- Aim of the exercise -
Write out every entry exactly as it appears.

- Dataset items -
↓

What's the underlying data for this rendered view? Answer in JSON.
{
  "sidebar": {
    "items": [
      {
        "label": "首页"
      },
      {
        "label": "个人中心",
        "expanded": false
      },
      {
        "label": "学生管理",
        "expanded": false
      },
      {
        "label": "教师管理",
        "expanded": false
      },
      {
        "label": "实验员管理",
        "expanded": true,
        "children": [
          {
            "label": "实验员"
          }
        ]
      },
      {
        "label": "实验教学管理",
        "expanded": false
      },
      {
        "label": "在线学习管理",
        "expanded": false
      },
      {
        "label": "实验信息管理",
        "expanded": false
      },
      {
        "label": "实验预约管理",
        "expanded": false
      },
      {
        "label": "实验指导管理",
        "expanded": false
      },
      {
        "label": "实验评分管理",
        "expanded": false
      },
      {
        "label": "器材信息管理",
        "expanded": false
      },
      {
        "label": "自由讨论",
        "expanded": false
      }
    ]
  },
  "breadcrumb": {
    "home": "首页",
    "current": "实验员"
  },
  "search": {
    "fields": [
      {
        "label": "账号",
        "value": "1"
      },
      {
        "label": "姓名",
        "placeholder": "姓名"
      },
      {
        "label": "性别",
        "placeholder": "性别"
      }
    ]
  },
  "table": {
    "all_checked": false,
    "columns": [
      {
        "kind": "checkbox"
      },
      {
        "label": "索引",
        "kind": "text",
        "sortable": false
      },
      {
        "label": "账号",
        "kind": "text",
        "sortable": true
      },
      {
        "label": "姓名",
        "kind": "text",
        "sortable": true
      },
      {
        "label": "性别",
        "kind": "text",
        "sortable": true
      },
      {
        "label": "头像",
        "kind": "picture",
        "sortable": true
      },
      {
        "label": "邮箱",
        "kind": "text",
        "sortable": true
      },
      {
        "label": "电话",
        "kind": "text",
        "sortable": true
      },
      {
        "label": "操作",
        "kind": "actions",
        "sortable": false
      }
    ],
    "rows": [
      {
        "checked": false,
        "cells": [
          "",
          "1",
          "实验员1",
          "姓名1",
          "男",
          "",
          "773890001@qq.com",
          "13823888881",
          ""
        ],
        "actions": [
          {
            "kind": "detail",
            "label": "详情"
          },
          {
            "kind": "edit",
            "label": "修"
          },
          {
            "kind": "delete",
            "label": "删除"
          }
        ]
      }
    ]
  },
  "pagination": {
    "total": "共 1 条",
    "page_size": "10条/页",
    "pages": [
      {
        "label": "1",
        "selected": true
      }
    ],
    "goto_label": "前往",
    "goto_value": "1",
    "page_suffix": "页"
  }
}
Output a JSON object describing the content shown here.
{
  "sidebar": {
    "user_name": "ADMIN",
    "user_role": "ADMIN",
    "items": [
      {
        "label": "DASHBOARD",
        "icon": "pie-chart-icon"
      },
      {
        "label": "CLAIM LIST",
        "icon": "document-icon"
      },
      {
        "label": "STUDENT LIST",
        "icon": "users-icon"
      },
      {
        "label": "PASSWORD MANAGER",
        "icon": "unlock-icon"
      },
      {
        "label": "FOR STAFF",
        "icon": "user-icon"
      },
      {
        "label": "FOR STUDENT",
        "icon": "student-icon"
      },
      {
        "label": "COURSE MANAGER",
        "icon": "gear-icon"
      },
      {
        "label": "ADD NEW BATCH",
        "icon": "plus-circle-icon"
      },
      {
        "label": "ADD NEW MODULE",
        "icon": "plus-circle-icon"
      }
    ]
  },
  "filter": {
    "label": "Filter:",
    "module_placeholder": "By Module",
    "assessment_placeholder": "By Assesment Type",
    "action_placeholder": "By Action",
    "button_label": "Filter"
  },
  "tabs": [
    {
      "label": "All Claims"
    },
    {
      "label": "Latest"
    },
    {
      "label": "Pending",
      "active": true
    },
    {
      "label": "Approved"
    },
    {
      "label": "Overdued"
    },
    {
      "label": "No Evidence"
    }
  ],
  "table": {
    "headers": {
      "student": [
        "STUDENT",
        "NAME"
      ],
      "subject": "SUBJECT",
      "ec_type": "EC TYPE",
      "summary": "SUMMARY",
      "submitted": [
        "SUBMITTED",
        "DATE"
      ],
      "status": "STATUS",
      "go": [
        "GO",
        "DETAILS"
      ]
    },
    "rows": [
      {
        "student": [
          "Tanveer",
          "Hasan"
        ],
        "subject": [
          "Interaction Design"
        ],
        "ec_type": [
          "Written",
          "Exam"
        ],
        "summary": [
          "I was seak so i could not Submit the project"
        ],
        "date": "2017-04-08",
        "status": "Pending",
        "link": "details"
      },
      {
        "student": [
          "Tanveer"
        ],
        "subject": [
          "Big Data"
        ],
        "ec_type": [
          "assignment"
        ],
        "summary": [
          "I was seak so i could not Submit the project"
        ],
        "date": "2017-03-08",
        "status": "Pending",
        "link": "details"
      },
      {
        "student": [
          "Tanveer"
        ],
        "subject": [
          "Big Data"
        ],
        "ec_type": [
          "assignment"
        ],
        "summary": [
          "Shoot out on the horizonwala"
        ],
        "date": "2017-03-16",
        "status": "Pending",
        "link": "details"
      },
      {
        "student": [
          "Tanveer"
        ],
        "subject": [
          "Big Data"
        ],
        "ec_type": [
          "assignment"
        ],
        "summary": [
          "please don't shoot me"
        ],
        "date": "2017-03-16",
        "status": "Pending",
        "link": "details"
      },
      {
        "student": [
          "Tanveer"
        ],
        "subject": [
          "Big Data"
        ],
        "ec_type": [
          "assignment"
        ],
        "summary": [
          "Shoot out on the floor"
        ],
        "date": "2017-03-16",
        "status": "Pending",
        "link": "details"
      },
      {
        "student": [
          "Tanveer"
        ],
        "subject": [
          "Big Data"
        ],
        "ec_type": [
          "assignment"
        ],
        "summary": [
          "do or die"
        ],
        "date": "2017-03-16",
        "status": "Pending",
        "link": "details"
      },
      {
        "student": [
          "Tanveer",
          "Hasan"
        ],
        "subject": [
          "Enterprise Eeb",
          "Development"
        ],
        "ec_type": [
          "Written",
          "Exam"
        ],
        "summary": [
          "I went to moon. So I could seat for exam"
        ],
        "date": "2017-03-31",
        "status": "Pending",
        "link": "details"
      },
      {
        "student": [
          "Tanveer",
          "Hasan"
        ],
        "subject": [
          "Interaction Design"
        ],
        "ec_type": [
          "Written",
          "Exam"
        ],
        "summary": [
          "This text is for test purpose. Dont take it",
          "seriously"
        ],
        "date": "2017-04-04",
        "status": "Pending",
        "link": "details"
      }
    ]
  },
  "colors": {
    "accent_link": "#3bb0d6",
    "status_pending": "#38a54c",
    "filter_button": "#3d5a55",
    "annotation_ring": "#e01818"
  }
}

↑

- The reply -
What's the underlying data for this rendered view? Answer in JSON.
{
  "sidebar": {
    "items": [
      {
        "label": "首页"
      },
      {
        "label": "个人中心",
        "expanded": false
      },
      {
        "label": "学生管理",
        "expanded": false
      },
      {
        "label": "教师管理",
        "expanded": false
      },
      {
        "label": "实验员管理",
        "expanded": true,
        "children": [
          {
            "label": "实验员"
          }
        ]
      },
      {
        "label": "实验教学管理",
        "expanded": false
      },
      {
        "label": "在线学习管理",
        "expanded": false
      },
      {
        "label": "实验信息管理",
        "expanded": false
      },
      {
        "label": "实验预约管理",
        "expanded": false
      },
      {
        "label": "实验指导管理",
        "expanded": false
      },
      {
        "label": "实验评分管理",
        "expanded": false
      },
      {
        "label": "器材信息管理",
        "expanded": false
      },
      {
        "label": "自由讨论",
        "expanded": false
      }
    ]
  },
  "breadcrumb": {
    "home": "首页",
    "current": "实验员"
  },
  "search": {
    "fields": [
      {
        "label": "账号",
        "value": "1"
      },
      {
        "label": "姓名",
        "placeholder": "姓名"
      },
      {
        "label": "性别",
        "placeholder": "性别"
      }
    ]
  },
  "table": {
    "all_checked": false,
    "columns": [
      {
        "kind": "checkbox"
      },
      {
        "label": "索引",
        "kind": "text",
        "sortable": false
      },
      {
        "label": "账号",
        "kind": "text",
        "sortable": true
      },
      {
        "label": "姓名",
        "kind": "text",
        "sortable": true
      },
      {
        "label": "性别",
        "kind": "text",
        "sortable": true
      },
      {
        "label": "头像",
        "kind": "picture",
        "sortable": true
      },
      {
        "label": "邮箱",
        "kind": "text",
        "sortable": true
      },
      {
        "label": "电话",
        "kind": "text",
        "sortable": true
      },
      {
        "label": "操作",
        "kind": "actions",
        "sortable": false
      }
    ],
    "rows": [
      {
        "checked": false,
        "cells": [
          "",
          "1",
          "实验员1",
          "姓名1",
          "男",
          "",
          "773890001@qq.com",
          "13823888881",
          ""
        ],
        "actions": [
          {
            "kind": "detail",
            "label": "详情"
          },
          {
            "kind": "edit",
            "label": "修"
          },
          {
            "kind": "delete",
            "label": "删除"
          }
        ]
      }
    ]
  },
  "pagination": {
    "total": "共 1 条",
    "page_size": "10条/页",
    "pages": [
      {
        "label": "1",
        "selected": true
      }
    ],
    "goto_label": "前往",
    "goto_value": "1",
    "page_suffix": "页"
  }
}
Output a JSON object describing the content shown here.
{
  "sidebar": {
    "user_name": "ADMIN",
    "user_role": "ADMIN",
    "items": [
      {
        "label": "DASHBOARD",
        "icon": "pie-chart-icon"
      },
      {
        "label": "CLAIM LIST",
        "icon": "document-icon"
      },
      {
        "label": "STUDENT LIST",
        "icon": "users-icon"
      },
      {
        "label": "PASSWORD MANAGER",
        "icon": "unlock-icon"
      },
      {
        "label": "FOR STAFF",
        "icon": "user-icon"
      },
      {
        "label": "FOR STUDENT",
        "icon": "student-icon"
      },
      {
        "label": "COURSE MANAGER",
        "icon": "gear-icon"
      },
      {
        "label": "ADD NEW BATCH",
        "icon": "plus-circle-icon"
      },
      {
        "label": "ADD NEW MODULE",
        "icon": "plus-circle-icon"
      }
    ]
  },
  "filter": {
    "label": "Filter:",
    "module_placeholder": "By Module",
    "assessment_placeholder": "By Assesment Type",
    "action_placeholder": "By Action",
    "button_label": "Filter"
  },
  "tabs": [
    {
      "label": "All Claims"
    },
    {
      "label": "Latest"
    },
    {
      "label": "Pending",
      "active": true
    },
    {
      "label": "Approved"
    },
    {
      "label": "Overdued"
    },
    {
      "label": "No Evidence"
    }
  ],
  "table": {
    "headers": {
      "student": [
        "STUDENT",
        "NAME"
      ],
      "subject": "SUBJECT",
      "ec_type": "EC TYPE",
      "summary": "SUMMARY",
      "submitted": [
        "SUBMITTED",
        "DATE"
      ],
      "status": "STATUS",
      "go": [
        "GO",
        "DETAILS"
      ]
    },
    "rows": [
      {
        "student": [
          "Tanveer",
          "Hasan"
        ],
        "subject": [
          "Interaction Design"
        ],
        "ec_type": [
          "Written",
          "Exam"
        ],
        "summary": [
          "I was seak so i could not Submit the project"
        ],
        "date": "2017-04-08",
        "status": "Pending",
        "link": "details"
      },
      {
        "student": [
          "Tanveer"
        ],
        "subject": [
          "Big Data"
        ],
        "ec_type": [
          "assignment"
        ],
        "summary": [
          "I was seak so i could not Submit the project"
        ],
        "date": "2017-03-08",
        "status": "Pending",
        "link": "details"
      },
      {
        "student": [
          "Tanveer"
        ],
        "subject": [
          "Big Data"
        ],
        "ec_type": [
          "assignment"
        ],
        "summary": [
          "Shoot out on the horizonwala"
        ],
        "date": "2017-03-16",
        "status": "Pending",
        "link": "details"
      },
      {
        "student": [
          "Tanveer"
        ],
        "subject": [
          "Big Data"
        ],
        "ec_type": [
          "assignment"
        ],
        "summary": [
          "please don't shoot me"
        ],
        "date": "2017-03-16",
        "status": "Pending",
        "link": "details"
      },
      {
        "student": [
          "Tanveer"
        ],
        "subject": [
          "Big Data"
        ],
        "ec_type": [
          "assignment"
        ],
        "summary": [
          "Shoot out on the floor"
        ],
        "date": "2017-03-16",
        "status": "Pending",
        "link": "details"
      },
      {
        "student": [
          "Tanveer"
        ],
        "subject": [
          "Big Data"
        ],
        "ec_type": [
          "assignment"
        ],
        "summary": [
          "do or die"
        ],
        "date": "2017-03-16",
        "status": "Pending",
        "link": "details"
      },
      {
        "student": [
          "Tanveer",
          "Hasan"
        ],
        "subject": [
          "Enterprise Eeb",
          "Development"
        ],
        "ec_type": [
          "Written",
          "Exam"
        ],
        "summary": [
          "I went to moon. So I could seat for exam"
        ],
        "date": "2017-03-31",
        "status": "Pending",
        "link": "details"
      },
      {
        "student": [
          "Tanveer",
          "Hasan"
        ],
        "subject": [
          "Interaction Design"
        ],
        "ec_type": [
          "Written",
          "Exam"
        ],
        "summary": [
          "This text is for test purpose. Dont take it",
          "seriously"
        ],
        "date": "2017-04-04",
        "status": "Pending",
        "link": "details"
      }
    ]
  },
  "colors": {
    "accent_link": "#3bb0d6",
    "status_pending": "#38a54c",
    "filter_button": "#3d5a55",
    "annotation_ring": "#e01818"
  }
}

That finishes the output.